▽
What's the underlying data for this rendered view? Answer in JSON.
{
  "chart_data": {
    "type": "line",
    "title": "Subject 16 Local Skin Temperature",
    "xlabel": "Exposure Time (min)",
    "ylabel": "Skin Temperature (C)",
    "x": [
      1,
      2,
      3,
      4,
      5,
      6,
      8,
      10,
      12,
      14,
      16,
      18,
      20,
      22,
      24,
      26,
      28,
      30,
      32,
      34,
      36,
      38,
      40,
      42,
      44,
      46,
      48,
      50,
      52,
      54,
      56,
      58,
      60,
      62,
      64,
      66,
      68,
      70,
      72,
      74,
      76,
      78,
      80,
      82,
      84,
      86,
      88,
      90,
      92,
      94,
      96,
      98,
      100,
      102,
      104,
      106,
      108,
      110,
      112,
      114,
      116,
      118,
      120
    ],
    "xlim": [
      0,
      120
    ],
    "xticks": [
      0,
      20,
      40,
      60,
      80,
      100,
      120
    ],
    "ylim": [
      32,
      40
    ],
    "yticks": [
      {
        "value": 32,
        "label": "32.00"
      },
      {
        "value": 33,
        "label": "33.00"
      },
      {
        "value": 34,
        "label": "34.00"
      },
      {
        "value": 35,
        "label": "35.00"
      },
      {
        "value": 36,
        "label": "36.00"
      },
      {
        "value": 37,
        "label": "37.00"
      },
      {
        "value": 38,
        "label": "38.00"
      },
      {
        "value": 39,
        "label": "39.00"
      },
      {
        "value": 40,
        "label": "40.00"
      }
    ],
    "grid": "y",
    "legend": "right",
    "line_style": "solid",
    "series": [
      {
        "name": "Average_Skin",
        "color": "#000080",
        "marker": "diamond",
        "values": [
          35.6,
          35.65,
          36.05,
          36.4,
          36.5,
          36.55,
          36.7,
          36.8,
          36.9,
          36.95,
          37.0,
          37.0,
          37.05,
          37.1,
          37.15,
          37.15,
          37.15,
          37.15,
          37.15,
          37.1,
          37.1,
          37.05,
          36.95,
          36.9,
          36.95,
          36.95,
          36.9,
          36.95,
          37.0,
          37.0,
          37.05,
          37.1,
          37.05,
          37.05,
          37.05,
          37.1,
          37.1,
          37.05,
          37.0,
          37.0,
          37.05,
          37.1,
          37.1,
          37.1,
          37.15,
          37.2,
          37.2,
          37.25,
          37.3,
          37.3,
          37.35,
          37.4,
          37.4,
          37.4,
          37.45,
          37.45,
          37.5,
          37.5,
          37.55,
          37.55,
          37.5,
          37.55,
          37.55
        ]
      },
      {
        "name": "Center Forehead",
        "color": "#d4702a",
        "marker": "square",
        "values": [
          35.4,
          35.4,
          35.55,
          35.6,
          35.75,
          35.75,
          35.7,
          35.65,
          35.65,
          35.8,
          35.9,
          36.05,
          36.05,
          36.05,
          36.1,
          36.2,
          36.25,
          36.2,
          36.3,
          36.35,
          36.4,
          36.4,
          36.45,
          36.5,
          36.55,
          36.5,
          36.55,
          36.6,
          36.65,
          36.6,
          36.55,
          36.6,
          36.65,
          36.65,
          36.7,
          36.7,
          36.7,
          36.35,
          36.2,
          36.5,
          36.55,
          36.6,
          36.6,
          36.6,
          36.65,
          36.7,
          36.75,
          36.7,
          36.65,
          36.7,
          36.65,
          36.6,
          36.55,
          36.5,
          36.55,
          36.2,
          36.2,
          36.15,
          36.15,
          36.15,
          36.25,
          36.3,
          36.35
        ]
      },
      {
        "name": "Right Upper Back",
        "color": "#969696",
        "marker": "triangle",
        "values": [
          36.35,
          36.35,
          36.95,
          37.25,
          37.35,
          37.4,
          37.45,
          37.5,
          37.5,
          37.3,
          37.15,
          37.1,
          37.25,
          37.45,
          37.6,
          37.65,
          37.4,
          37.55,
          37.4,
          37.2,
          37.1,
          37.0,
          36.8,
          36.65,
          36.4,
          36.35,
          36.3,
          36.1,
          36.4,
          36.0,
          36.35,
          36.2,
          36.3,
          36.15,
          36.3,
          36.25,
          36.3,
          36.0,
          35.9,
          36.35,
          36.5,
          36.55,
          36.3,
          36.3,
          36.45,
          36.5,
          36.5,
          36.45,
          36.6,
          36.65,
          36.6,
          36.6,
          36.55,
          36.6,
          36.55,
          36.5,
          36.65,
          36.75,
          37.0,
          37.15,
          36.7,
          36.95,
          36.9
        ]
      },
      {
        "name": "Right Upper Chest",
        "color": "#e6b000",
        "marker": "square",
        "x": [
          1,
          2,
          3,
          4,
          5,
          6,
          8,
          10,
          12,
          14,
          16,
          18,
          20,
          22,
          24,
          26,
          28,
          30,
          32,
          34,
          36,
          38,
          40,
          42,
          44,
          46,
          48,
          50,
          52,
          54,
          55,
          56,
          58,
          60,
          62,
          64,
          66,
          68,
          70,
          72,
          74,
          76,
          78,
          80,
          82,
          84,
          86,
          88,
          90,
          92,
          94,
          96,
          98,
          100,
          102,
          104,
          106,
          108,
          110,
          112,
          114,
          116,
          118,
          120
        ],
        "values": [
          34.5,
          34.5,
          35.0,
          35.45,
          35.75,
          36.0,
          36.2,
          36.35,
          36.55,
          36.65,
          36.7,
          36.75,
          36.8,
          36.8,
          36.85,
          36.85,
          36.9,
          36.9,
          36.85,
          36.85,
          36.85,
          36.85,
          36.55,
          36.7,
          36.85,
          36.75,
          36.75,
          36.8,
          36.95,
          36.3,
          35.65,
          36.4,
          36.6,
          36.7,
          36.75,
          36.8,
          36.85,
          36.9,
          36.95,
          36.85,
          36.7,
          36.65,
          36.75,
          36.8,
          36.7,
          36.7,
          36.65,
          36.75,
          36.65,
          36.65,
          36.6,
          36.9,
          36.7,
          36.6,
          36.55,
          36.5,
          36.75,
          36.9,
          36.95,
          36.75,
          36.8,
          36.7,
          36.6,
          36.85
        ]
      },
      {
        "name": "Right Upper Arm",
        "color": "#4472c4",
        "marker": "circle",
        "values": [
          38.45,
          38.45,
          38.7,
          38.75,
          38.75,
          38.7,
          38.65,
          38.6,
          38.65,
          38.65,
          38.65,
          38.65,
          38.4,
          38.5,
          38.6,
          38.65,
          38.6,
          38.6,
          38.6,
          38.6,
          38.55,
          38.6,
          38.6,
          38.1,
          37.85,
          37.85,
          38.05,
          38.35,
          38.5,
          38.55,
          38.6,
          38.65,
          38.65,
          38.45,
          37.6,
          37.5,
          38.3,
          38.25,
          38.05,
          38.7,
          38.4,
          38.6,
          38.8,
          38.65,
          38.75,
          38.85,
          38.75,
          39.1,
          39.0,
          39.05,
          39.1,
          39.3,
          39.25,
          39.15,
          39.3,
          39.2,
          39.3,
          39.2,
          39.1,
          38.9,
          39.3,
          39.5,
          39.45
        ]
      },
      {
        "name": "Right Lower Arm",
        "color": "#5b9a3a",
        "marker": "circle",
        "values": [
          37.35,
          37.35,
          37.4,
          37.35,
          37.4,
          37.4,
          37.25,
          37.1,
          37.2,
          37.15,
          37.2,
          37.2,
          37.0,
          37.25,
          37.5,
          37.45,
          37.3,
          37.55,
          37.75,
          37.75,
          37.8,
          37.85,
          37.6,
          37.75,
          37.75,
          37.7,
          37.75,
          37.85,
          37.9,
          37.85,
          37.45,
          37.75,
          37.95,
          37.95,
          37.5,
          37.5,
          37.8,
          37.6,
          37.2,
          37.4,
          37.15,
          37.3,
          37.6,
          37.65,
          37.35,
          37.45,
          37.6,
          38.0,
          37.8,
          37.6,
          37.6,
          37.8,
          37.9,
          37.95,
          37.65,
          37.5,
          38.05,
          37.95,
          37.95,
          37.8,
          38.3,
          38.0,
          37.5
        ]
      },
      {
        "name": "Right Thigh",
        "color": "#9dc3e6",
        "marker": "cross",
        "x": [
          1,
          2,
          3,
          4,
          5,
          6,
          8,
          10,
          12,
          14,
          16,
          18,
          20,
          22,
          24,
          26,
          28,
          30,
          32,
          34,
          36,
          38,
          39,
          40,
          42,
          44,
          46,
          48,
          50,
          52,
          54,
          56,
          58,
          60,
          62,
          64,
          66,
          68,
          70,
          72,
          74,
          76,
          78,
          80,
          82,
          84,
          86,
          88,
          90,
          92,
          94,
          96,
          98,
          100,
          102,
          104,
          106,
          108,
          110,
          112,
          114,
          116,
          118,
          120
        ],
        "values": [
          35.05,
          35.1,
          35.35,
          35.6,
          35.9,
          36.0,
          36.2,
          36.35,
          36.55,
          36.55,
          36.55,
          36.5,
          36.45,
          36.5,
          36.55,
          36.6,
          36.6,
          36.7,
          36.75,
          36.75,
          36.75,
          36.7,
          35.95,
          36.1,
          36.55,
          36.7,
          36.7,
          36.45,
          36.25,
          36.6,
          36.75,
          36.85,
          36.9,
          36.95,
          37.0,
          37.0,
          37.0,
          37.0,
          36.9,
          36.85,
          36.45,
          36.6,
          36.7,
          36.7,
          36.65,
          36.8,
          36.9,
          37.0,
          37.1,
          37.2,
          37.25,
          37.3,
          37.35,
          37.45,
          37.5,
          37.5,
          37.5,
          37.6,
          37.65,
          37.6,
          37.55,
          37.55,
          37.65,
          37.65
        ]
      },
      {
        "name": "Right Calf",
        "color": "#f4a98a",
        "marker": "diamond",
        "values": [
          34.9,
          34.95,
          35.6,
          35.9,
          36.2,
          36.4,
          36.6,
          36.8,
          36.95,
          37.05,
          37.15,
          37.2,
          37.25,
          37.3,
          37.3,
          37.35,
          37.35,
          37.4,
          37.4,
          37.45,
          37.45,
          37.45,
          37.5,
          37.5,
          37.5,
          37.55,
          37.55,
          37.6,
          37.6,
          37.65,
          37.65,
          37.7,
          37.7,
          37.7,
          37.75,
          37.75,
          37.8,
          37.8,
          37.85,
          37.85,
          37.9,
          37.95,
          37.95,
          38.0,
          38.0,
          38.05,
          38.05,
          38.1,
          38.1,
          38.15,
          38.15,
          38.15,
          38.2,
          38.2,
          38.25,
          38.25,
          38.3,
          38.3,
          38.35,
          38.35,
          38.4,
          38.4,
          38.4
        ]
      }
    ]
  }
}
△
### TASK DESCRIPTION
Collect, from the material above, every line containing the word "Temperature".

### RESULT OF THE EXERCISE
    "title": "Subject 16 Local Skin Temperature",
    "ylabel": "Skin Temperature (C)",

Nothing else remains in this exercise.